▶ **The request**
Can you rewrite every line below with "Company" replaced by "Vendor" and everything else left unchanged?

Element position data
+-------+

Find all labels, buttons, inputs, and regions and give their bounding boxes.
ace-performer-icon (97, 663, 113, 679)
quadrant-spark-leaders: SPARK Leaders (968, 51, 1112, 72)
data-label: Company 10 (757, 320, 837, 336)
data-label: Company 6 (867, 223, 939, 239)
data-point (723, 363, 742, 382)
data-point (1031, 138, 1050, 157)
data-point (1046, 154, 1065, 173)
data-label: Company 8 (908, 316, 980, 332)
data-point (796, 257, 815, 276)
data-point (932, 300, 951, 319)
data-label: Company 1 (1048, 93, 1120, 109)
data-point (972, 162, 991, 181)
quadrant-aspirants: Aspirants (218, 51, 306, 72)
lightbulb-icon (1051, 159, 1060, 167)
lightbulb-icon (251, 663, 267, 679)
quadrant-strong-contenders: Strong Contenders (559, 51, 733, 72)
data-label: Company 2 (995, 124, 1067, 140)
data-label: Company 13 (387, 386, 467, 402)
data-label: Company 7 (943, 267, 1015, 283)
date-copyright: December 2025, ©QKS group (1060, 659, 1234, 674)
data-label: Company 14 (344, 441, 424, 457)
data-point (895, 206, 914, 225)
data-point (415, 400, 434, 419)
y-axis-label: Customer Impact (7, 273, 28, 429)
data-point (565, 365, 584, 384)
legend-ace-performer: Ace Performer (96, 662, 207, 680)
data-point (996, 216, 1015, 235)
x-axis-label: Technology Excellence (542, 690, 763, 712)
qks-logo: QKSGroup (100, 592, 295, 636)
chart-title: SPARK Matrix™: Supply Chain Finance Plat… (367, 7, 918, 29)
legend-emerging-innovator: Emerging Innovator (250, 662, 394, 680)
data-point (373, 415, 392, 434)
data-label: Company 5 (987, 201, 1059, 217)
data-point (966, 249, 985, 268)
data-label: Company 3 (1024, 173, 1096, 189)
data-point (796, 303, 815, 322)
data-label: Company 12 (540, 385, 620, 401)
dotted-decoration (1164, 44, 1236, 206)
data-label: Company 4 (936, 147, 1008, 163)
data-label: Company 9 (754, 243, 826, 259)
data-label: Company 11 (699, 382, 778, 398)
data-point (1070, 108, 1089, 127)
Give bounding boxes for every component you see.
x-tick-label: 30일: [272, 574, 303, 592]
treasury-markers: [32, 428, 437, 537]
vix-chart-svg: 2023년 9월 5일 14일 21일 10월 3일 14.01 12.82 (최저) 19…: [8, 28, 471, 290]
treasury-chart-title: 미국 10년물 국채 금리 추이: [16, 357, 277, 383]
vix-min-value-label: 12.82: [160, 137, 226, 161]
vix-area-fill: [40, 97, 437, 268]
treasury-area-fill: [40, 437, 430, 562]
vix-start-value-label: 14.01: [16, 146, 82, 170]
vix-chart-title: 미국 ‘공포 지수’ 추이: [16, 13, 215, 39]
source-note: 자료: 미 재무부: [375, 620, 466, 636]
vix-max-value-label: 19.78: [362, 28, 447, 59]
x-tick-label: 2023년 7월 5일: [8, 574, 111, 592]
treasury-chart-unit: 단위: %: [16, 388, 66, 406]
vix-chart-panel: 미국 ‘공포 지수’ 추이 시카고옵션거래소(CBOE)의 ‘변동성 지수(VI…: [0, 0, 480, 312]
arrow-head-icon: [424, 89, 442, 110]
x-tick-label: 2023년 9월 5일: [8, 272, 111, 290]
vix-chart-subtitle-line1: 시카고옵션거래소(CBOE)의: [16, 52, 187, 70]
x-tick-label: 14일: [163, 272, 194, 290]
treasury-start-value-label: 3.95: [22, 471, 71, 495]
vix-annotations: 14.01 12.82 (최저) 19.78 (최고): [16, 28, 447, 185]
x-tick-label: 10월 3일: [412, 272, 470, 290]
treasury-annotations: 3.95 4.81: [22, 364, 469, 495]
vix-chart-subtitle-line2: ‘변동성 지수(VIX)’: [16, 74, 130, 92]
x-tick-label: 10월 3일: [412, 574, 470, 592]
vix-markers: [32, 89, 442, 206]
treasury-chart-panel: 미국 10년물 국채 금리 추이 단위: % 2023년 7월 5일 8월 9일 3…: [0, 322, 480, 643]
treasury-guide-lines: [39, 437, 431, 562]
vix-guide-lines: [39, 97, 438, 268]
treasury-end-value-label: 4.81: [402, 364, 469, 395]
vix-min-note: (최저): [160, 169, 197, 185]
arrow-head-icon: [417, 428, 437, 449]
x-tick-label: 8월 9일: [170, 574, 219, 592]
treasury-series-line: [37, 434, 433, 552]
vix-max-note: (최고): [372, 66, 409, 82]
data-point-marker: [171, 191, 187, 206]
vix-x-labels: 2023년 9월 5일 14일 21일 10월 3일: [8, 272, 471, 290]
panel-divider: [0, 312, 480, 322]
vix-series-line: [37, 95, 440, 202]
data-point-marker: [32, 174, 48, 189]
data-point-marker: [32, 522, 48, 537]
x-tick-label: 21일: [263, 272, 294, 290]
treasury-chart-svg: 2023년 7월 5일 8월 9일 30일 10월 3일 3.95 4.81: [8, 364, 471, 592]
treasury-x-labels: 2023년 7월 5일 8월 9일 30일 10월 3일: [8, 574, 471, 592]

+-------+

▶ **Task output**
Find all labels, buttons, inputs, and regions and give their bounding boxes.
ace-performer-icon (97, 663, 113, 679)
quadrant-spark-leaders: SPARK Leaders (968, 51, 1112, 72)
data-label: Vendor 10 (757, 320, 837, 336)
data-label: Vendor 6 (867, 223, 939, 239)
data-point (723, 363, 742, 382)
data-point (1031, 138, 1050, 157)
data-point (1046, 154, 1065, 173)
data-label: Vendor 8 (908, 316, 980, 332)
data-point (796, 257, 815, 276)
data-point (932, 300, 951, 319)
data-label: Vendor 1 (1048, 93, 1120, 109)
data-point (972, 162, 991, 181)
quadrant-aspirants: Aspirants (218, 51, 306, 72)
lightbulb-icon (1051, 159, 1060, 167)
lightbulb-icon (251, 663, 267, 679)
quadrant-strong-contenders: Strong Contenders (559, 51, 733, 72)
data-label: Vendor 2 (995, 124, 1067, 140)
data-label: Vendor 13 (387, 386, 467, 402)
data-label: Vendor 7 (943, 267, 1015, 283)
date-copyright: December 2025, ©QKS group (1060, 659, 1234, 674)
data-label: Vendor 14 (344, 441, 424, 457)
data-point (895, 206, 914, 225)
data-point (415, 400, 434, 419)
y-axis-label: Customer Impact (7, 273, 28, 429)
data-point (565, 365, 584, 384)
legend-ace-performer: Ace Performer (96, 662, 207, 680)
data-point (996, 216, 1015, 235)
x-axis-label: Technology Excellence (542, 690, 763, 712)
qks-logo: QKSGroup (100, 592, 295, 636)
chart-title: SPARK Matrix™: Supply Chain Finance Plat… (367, 7, 918, 29)
legend-emerging-innovator: Emerging Innovator (250, 662, 394, 680)
data-point (373, 415, 392, 434)
data-label: Vendor 5 (987, 201, 1059, 217)
data-point (966, 249, 985, 268)
data-label: Vendor 3 (1024, 173, 1096, 189)
data-point (796, 303, 815, 322)
data-label: Vendor 12 (540, 385, 620, 401)
dotted-decoration (1164, 44, 1236, 206)
data-label: Vendor 4 (936, 147, 1008, 163)
data-label: Vendor 9 (754, 243, 826, 259)
data-label: Vendor 11 (699, 382, 778, 398)
data-point (1070, 108, 1089, 127)
Give bounding boxes for every component you see.
x-tick-label: 30일: [272, 574, 303, 592]
treasury-markers: [32, 428, 437, 537]
vix-chart-svg: 2023년 9월 5일 14일 21일 10월 3일 14.01 12.82 (최저) 19…: [8, 28, 471, 290]
treasury-chart-title: 미국 10년물 국채 금리 추이: [16, 357, 277, 383]
vix-min-value-label: 12.82: [160, 137, 226, 161]
vix-area-fill: [40, 97, 437, 268]
treasury-area-fill: [40, 437, 430, 562]
vix-start-value-label: 14.01: [16, 146, 82, 170]
vix-chart-title: 미국 ‘공포 지수’ 추이: [16, 13, 215, 39]
source-note: 자료: 미 재무부: [375, 620, 466, 636]
vix-max-value-label: 19.78: [362, 28, 447, 59]
x-tick-label: 2023년 7월 5일: [8, 574, 111, 592]
treasury-chart-unit: 단위: %: [16, 388, 66, 406]
vix-chart-panel: 미국 ‘공포 지수’ 추이 시카고옵션거래소(CBOE)의 ‘변동성 지수(VI…: [0, 0, 480, 312]
arrow-head-icon: [424, 89, 442, 110]
x-tick-label: 2023년 9월 5일: [8, 272, 111, 290]
vix-chart-subtitle-line1: 시카고옵션거래소(CBOE)의: [16, 52, 187, 70]
x-tick-label: 14일: [163, 272, 194, 290]
treasury-start-value-label: 3.95: [22, 471, 71, 495]
vix-annotations: 14.01 12.82 (최저) 19.78 (최고): [16, 28, 447, 185]
x-tick-label: 10월 3일: [412, 272, 470, 290]
treasury-annotations: 3.95 4.81: [22, 364, 469, 495]
vix-chart-subtitle-line2: ‘변동성 지수(VIX)’: [16, 74, 130, 92]
x-tick-label: 10월 3일: [412, 574, 470, 592]
vix-markers: [32, 89, 442, 206]
treasury-chart-panel: 미국 10년물 국채 금리 추이 단위: % 2023년 7월 5일 8월 9일 3…: [0, 322, 480, 643]
treasury-guide-lines: [39, 437, 431, 562]
vix-guide-lines: [39, 97, 438, 268]
treasury-end-value-label: 4.81: [402, 364, 469, 395]
vix-min-note: (최저): [160, 169, 197, 185]
arrow-head-icon: [417, 428, 437, 449]
x-tick-label: 8월 9일: [170, 574, 219, 592]
treasury-series-line: [37, 434, 433, 552]
vix-max-note: (최고): [372, 66, 409, 82]
data-point-marker: [171, 191, 187, 206]
vix-x-labels: 2023년 9월 5일 14일 21일 10월 3일: [8, 272, 471, 290]
panel-divider: [0, 312, 480, 322]
vix-series-line: [37, 95, 440, 202]
data-point-marker: [32, 174, 48, 189]
data-point-marker: [32, 522, 48, 537]
x-tick-label: 21일: [263, 272, 294, 290]
treasury-chart-svg: 2023년 7월 5일 8월 9일 30일 10월 3일 3.95 4.81: [8, 364, 471, 592]
treasury-x-labels: 2023년 7월 5일 8월 9일 30일 10월 3일: [8, 574, 471, 592]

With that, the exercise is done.